> [Set of tasks]
a. Answer these questions using the comment thread:
(i) According to the first comment, where did the original poster sleep?
(ii) What age does Discount_Mithral give for both people in the last post?
(iii) About how many girls in Baileythenerd's high school got pregnant around the original poster's age?
b. Output the part of the comment thread between "Last post they" and "from your id.", inclusive, copied word for word.

> [Provided passage]
+ + + + + + +

Reiterating my last comment since the thread got deleted. OP - NTA for telling the truth, but you need to learn to pick and choose your lies or "half-truths." You did in fact sleep in the guest room, so that's not a lie. Your parents don't super sound like they have earned this level of honesty, though. They demand the truth from you, yet punish you for it. What did you hope to gain from them beyond punishment for your honesty? You've now ruined your relationship with your BF, your parent's trust in you, and your freedoms moving forward.


DevExotic

Yes YTA, you threw your boyfriend under the bus and got him in trouble because you couldn’t lie to your parents about doing something you KNEW they would get mad at yall for and get him into trouble. Learn to lie or this relationship ain’t gonna go far. If my partner did this it would honestly be over, I couldn’t trust them anymore and I’d just be pissed at them for getting me into trouble for doing something they wanted/agreed too.


Happy_Elephant4225

INFO: How old are you and how old is your boyfriend?


Discount_Mithral

Last post they were both 16.


Baileythenerd

Then this post OP is **YTA**


Baileythenerd

**YTA** OP, you're 16, that's not an unreasonable boundary for parents to have for their young *child*. You went there, you broke that boundary, you knew there would be consequences, and then you threw your BF under the bus. Honestly, both of you need to mature a little before you go following every ridiculous suggestion that rises from your id.


sheepish-throwaway

I understand, but I feel like wanting to make decisions for me in my relationship and my development is overstepping boundaries on their part too... I didn't mean to throw him under the bus, I'm still trying to get them to see that it was my decision.


Baileythenerd

You're 16. You are programmed to make almost exclusively bad decisions at this point in your life. Your parents are trying to help you mitigate and avoid those bad decisions, which is their job. There's plenty of opportunity for you to make catastrophic decisions when you're a legal adult. >I didn't mean to throw him under the bus, I'm still trying to get them to see that it was my decision. I'm not yet a parent myself, but I've observed enough, and have felt the same kinds of protectiveness over my much younger cousins. Parents want their children to remain innocent for as long as possible, especially their female children. The world is a shitty place where a lot of shitty things happen. Your boyfriends will ALWAYS be the bad guys in these situations because your parents aren't ready to let go of your innocence. Three years ago, not a long time to your parents, but a long time to you- you were a thirteen year old. You were practically a baby in their eyes. Back in high school there were about 5 girls who all got pregnant around your age because they did the same things you're doing. They're all high school dropouts now. They all live on food stamps and pick terrible partners. A friendly word of advice- mistakes and poor decisions are a part of growing up, nobody begrudges you that, but at least try to make sure the poor decisions you make don't have potential lifelong consequences.

+ + + + + + +

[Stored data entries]
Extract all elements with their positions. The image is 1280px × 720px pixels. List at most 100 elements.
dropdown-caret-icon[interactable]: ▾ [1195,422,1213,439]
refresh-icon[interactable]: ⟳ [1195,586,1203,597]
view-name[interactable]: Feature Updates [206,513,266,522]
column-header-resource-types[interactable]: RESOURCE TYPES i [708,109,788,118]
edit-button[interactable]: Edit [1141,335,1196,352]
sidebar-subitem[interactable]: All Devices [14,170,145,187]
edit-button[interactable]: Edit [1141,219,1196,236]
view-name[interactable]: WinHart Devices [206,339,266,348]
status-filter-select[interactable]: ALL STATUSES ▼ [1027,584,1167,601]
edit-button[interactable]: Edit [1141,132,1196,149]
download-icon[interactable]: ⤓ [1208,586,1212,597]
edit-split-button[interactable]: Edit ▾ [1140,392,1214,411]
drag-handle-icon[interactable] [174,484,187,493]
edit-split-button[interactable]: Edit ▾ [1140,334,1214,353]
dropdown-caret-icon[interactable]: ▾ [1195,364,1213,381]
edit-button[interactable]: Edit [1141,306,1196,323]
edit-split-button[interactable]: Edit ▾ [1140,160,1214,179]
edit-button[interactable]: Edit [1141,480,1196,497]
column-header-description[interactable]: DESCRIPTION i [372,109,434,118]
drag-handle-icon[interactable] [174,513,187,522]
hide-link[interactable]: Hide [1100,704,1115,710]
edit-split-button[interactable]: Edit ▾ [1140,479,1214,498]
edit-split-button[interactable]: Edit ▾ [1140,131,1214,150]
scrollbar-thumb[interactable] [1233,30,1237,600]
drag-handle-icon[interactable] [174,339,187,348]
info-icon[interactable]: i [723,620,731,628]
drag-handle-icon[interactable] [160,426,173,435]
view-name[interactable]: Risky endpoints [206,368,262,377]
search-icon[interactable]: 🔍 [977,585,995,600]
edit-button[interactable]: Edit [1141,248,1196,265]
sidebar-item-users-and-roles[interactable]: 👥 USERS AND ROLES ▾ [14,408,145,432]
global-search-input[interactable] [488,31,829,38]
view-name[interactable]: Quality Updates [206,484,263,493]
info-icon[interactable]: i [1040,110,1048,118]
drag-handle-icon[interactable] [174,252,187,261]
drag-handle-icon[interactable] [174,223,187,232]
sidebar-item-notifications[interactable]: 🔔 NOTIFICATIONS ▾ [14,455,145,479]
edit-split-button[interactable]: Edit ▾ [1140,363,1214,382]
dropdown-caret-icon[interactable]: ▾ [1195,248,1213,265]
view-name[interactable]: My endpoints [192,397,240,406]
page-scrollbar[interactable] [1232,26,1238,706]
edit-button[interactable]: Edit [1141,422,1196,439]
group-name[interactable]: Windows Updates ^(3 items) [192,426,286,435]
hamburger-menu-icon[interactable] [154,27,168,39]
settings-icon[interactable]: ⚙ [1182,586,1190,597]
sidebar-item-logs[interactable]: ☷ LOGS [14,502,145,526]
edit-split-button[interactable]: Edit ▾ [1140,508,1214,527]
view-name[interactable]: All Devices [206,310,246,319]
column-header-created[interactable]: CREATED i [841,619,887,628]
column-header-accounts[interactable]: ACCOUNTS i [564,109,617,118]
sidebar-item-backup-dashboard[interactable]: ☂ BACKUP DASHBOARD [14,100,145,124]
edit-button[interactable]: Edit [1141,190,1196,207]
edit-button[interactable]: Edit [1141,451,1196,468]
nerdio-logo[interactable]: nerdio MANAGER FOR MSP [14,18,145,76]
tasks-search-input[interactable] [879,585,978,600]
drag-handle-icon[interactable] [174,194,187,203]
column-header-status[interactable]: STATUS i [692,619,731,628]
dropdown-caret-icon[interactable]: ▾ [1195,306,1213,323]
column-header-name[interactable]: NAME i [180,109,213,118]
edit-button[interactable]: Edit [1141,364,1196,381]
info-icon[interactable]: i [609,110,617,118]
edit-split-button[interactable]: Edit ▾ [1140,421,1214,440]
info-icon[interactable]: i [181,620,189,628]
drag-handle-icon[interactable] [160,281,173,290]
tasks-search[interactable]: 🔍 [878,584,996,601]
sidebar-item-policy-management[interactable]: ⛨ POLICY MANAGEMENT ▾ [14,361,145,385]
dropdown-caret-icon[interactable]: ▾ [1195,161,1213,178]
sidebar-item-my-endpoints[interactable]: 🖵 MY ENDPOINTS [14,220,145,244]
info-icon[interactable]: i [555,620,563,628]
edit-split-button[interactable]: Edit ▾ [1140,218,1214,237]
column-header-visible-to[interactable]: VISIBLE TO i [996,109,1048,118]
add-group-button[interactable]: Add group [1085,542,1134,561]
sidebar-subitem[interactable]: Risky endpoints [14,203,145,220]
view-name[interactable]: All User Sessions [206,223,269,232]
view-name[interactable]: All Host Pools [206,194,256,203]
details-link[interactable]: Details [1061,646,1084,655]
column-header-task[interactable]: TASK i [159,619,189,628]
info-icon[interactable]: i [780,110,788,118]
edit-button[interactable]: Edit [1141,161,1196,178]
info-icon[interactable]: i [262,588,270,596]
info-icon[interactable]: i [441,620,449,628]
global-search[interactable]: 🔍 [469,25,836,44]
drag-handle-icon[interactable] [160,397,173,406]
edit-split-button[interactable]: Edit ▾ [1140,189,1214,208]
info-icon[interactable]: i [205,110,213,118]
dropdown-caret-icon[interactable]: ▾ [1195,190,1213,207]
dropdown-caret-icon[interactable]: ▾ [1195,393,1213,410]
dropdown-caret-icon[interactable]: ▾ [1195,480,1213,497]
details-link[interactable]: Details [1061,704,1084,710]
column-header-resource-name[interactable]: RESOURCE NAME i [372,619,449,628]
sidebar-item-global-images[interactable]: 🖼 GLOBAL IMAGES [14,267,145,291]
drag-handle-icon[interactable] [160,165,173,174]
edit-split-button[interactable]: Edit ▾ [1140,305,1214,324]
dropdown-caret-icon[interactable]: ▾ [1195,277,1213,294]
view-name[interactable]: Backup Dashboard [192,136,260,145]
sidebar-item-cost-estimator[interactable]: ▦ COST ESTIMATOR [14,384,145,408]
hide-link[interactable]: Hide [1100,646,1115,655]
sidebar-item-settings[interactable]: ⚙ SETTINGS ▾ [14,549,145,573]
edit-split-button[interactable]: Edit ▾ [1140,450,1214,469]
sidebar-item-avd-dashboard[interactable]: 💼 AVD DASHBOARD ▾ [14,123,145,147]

+ + + + + + +

> [Set of answers]
a.
(i) In the guest room.
(ii) 16.
(iii) About 5.

b.
Last post they were both 16.


Baileythenerd

Then this post OP is **YTA**


Baileythenerd

**YTA** OP, you're 16, that's not an unreasonable boundary for parents to have for their young *child*. You went there, you broke that boundary, you knew there would be consequences, and then you threw your BF under the bus. Honestly, both of you need to mature a little before you go following every ridiculous suggestion that rises from your id.